● **DATASET EXTRACT**
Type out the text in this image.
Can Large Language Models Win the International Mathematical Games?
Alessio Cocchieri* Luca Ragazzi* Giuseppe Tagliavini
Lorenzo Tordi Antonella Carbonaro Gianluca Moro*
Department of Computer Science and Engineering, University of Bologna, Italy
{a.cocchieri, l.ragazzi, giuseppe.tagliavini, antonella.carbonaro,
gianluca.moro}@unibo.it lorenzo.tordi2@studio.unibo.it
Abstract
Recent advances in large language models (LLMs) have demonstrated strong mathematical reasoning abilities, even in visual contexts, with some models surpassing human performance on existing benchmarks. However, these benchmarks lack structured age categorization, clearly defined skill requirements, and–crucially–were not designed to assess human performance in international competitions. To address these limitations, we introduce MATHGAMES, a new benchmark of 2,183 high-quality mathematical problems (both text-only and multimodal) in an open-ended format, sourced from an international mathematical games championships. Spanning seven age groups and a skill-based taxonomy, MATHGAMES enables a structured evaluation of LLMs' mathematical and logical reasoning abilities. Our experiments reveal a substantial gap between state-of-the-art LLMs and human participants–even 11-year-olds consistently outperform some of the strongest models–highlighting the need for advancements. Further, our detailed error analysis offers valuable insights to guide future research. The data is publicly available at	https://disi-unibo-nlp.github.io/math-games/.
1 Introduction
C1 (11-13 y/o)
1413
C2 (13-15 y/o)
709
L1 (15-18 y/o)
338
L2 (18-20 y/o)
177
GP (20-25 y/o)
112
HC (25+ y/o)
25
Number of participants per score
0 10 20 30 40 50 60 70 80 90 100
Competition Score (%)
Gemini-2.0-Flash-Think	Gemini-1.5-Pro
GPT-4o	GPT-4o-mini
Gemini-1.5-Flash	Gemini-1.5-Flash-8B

--

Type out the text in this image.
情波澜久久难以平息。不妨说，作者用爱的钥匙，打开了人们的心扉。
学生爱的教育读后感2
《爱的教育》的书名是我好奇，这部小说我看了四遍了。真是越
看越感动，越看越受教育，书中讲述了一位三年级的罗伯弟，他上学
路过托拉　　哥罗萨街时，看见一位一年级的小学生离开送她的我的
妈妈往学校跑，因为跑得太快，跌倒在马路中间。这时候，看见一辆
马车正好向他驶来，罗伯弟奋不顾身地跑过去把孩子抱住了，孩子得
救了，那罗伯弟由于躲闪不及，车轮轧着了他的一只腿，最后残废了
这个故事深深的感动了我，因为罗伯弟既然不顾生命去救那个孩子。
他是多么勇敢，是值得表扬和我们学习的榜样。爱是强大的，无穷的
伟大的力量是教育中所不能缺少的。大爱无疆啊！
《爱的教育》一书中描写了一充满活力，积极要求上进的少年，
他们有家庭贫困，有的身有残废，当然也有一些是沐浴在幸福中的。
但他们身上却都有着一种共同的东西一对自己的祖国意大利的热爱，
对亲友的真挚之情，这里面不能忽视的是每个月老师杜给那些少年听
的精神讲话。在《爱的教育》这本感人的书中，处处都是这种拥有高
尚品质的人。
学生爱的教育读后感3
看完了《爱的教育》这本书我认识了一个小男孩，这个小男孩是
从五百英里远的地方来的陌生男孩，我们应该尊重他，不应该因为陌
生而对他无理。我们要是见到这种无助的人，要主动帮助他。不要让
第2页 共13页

● **TASK DETAILS**
Using the records above, list each line that includes "Flash".

● **SOLVED PROBLEM**
Gemini-2.0-Flash-Think	Gemini-1.5-Pro
Gemini-1.5-Flash	Gemini-1.5-Flash-8B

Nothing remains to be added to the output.